EXERCISE REQUIREMENTS:
Could you return, word for word, the records from their first line through the line containing "total-data-label: 40.45 —", both ends included and nothing after it?

— BEGIN —

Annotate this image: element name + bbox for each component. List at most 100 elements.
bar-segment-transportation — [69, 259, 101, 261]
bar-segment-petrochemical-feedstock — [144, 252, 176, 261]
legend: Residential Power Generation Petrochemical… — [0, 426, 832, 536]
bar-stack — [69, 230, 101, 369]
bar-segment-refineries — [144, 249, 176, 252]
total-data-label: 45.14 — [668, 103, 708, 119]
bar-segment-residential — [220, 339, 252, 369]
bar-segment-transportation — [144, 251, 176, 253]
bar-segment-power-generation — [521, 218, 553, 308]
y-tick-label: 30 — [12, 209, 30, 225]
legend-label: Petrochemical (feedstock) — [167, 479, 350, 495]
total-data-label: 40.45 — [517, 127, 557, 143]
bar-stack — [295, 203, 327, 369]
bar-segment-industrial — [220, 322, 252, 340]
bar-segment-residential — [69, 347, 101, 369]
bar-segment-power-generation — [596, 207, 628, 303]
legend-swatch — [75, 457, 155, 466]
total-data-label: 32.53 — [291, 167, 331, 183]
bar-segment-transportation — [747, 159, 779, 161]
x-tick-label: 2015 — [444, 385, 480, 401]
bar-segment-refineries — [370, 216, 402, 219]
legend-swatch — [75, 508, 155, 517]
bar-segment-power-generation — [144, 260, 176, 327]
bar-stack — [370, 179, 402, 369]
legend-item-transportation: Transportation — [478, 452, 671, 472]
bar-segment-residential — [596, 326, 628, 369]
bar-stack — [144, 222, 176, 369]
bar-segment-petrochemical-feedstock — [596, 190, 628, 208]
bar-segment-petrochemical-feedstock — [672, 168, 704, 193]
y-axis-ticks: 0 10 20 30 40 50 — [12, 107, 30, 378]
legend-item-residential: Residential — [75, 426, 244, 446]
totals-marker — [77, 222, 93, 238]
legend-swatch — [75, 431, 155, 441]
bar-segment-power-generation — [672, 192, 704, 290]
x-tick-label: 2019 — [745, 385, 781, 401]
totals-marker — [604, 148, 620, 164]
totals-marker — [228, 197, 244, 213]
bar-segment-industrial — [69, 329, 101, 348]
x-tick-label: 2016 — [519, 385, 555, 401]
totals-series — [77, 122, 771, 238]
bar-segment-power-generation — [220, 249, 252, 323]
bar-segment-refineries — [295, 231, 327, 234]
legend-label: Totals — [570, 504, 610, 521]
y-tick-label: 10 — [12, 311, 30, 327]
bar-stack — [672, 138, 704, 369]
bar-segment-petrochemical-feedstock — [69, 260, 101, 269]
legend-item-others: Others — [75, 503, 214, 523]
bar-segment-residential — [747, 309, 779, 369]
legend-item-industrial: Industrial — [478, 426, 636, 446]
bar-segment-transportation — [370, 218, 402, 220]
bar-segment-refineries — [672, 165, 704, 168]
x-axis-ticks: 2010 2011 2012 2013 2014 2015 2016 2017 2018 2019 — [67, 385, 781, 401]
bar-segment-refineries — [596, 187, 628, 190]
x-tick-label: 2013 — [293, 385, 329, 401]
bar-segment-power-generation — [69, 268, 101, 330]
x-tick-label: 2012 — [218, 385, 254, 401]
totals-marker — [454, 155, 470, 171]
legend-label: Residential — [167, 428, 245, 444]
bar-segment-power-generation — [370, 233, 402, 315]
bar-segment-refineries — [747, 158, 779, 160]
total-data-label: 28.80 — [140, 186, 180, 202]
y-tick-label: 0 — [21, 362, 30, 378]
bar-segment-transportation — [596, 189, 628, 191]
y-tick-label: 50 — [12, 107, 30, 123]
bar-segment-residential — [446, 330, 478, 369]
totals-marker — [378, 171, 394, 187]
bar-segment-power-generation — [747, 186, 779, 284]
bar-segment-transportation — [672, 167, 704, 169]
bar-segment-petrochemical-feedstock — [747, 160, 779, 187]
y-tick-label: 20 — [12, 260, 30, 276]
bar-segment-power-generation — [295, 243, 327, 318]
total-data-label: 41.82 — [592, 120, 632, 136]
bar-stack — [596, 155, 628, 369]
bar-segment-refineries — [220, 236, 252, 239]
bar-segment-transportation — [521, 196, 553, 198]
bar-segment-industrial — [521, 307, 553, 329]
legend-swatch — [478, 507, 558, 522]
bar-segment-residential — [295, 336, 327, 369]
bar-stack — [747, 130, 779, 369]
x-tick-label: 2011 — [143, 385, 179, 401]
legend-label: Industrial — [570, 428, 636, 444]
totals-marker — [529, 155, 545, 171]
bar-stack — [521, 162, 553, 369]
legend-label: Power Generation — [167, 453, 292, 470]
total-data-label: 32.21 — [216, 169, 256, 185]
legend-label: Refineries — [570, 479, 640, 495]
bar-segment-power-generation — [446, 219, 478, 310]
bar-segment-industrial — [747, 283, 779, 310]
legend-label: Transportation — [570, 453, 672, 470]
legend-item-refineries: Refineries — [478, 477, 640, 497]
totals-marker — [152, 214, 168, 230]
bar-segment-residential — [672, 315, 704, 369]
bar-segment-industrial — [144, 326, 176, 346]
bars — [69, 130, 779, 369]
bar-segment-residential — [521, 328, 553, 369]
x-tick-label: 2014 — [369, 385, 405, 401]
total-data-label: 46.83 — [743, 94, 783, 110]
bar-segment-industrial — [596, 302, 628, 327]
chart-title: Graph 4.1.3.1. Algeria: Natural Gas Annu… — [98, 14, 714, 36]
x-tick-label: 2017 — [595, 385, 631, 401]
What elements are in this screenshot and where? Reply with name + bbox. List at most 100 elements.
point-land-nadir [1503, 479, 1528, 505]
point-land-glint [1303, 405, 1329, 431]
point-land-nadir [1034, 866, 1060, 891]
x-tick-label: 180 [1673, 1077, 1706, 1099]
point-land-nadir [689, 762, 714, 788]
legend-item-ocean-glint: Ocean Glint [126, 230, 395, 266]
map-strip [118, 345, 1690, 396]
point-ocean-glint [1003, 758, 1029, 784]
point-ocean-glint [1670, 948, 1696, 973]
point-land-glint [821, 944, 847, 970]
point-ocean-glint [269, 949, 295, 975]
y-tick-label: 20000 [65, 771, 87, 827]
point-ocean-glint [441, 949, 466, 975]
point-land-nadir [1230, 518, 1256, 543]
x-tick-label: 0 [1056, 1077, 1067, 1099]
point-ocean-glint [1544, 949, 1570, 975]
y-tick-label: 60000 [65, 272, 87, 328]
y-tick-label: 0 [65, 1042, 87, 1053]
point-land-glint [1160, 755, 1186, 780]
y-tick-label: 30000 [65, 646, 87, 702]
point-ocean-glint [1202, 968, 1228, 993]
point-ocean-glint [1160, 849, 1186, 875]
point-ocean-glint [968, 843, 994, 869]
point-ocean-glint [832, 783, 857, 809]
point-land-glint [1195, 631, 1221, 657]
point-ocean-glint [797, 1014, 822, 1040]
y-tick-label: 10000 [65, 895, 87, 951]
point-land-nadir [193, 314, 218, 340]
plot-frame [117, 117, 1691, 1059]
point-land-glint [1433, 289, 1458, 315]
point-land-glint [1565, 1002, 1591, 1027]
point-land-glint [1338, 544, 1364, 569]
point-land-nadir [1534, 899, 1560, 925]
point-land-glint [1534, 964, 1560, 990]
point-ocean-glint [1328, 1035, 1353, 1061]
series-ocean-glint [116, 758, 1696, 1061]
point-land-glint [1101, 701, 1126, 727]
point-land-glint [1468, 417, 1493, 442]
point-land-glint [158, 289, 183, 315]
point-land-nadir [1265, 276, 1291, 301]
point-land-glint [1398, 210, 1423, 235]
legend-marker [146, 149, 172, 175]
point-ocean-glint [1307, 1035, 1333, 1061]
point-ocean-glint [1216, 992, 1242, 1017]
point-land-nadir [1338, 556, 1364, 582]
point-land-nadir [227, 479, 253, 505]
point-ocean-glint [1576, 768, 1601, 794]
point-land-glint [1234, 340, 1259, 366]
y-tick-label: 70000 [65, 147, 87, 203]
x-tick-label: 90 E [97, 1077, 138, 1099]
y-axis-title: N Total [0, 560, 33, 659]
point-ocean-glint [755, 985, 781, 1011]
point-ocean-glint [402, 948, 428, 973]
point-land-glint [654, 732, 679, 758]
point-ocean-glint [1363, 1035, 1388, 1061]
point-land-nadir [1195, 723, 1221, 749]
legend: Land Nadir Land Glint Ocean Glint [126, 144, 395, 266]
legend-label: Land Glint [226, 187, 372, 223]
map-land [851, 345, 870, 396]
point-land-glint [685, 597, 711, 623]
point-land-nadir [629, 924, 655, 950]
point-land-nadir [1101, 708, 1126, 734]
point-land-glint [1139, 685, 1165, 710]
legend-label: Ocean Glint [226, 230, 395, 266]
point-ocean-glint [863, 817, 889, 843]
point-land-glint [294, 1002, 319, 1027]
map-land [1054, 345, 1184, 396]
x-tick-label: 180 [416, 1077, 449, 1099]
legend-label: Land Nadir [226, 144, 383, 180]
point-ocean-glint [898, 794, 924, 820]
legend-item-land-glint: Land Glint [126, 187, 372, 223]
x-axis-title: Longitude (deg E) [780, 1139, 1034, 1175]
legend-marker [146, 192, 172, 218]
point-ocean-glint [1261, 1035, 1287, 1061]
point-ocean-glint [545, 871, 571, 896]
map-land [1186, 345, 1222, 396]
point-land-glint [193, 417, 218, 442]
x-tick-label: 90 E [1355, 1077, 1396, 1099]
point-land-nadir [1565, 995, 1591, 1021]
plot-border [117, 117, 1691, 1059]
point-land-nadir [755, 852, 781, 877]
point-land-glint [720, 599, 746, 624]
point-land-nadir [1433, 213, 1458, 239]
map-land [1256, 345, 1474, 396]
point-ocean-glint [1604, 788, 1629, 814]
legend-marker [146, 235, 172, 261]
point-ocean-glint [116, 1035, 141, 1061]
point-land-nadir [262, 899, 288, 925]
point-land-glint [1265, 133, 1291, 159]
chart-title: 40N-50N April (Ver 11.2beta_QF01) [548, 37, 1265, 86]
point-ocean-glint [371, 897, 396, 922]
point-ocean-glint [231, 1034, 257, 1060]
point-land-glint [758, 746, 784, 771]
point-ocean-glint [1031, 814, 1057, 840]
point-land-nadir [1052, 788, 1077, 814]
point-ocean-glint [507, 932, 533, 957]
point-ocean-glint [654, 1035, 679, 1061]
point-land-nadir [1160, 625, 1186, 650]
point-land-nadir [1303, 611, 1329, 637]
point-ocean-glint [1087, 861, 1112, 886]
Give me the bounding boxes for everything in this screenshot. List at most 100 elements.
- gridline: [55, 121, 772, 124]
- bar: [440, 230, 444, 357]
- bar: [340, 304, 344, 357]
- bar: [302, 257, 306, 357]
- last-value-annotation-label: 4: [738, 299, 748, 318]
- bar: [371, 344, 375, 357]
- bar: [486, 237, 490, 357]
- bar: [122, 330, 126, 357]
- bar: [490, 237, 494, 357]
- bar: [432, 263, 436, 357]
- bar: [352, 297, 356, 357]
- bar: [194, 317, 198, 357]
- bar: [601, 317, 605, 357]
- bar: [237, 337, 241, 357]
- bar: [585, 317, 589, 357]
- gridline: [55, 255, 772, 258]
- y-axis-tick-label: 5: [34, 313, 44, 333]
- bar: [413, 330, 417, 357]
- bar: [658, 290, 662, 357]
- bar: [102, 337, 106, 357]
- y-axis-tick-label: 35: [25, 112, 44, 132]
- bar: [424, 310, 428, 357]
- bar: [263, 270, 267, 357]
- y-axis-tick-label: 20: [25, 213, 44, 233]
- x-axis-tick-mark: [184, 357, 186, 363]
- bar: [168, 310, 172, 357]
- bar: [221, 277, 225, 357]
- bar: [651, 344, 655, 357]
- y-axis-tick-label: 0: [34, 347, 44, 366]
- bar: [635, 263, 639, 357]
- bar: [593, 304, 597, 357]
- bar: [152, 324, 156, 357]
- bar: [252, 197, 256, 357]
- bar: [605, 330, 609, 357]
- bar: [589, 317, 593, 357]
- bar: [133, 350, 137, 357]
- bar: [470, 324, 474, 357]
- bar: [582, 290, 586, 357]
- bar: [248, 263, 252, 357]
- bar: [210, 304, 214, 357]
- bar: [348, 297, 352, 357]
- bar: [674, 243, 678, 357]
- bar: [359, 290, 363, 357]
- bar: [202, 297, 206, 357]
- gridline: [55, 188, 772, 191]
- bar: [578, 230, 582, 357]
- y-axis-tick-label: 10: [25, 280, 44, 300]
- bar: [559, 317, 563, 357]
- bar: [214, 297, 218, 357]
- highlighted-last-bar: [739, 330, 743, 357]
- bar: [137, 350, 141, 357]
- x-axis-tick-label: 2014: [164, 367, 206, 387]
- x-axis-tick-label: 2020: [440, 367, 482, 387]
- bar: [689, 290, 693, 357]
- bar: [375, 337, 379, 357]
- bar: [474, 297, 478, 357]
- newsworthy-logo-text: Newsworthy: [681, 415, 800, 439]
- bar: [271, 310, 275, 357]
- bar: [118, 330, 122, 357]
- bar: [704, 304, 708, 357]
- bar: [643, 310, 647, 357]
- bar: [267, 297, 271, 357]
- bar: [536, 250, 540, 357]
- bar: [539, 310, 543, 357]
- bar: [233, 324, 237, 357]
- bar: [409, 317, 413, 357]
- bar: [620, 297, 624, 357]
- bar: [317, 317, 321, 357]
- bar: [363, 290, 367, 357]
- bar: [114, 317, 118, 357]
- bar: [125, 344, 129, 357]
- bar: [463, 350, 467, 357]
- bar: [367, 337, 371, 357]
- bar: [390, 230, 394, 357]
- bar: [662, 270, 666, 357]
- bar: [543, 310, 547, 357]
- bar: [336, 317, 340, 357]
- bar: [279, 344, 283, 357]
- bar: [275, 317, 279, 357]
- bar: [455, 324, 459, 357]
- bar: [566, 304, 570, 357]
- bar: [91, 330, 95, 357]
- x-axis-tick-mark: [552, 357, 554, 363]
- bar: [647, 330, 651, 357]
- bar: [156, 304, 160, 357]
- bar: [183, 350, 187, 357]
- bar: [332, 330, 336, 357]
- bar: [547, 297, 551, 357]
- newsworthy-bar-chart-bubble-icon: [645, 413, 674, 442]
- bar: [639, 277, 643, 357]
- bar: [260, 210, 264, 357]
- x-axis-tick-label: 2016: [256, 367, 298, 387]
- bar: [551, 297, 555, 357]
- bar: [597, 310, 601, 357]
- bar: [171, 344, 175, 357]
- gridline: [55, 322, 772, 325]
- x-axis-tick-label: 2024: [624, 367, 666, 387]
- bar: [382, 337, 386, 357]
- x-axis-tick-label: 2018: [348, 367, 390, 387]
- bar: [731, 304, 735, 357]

— END —

REPLY:
Annotate this image: element name + bbox for each component. List at most 100 elements.
bar-segment-transportation — [69, 259, 101, 261]
bar-segment-petrochemical-feedstock — [144, 252, 176, 261]
legend: Residential Power Generation Petrochemical… — [0, 426, 832, 536]
bar-stack — [69, 230, 101, 369]
bar-segment-refineries — [144, 249, 176, 252]
total-data-label: 45.14 — [668, 103, 708, 119]
bar-segment-residential — [220, 339, 252, 369]
bar-segment-transportation — [144, 251, 176, 253]
bar-segment-power-generation — [521, 218, 553, 308]
y-tick-label: 30 — [12, 209, 30, 225]
legend-label: Petrochemical (feedstock) — [167, 479, 350, 495]
total-data-label: 40.45 — [517, 127, 557, 143]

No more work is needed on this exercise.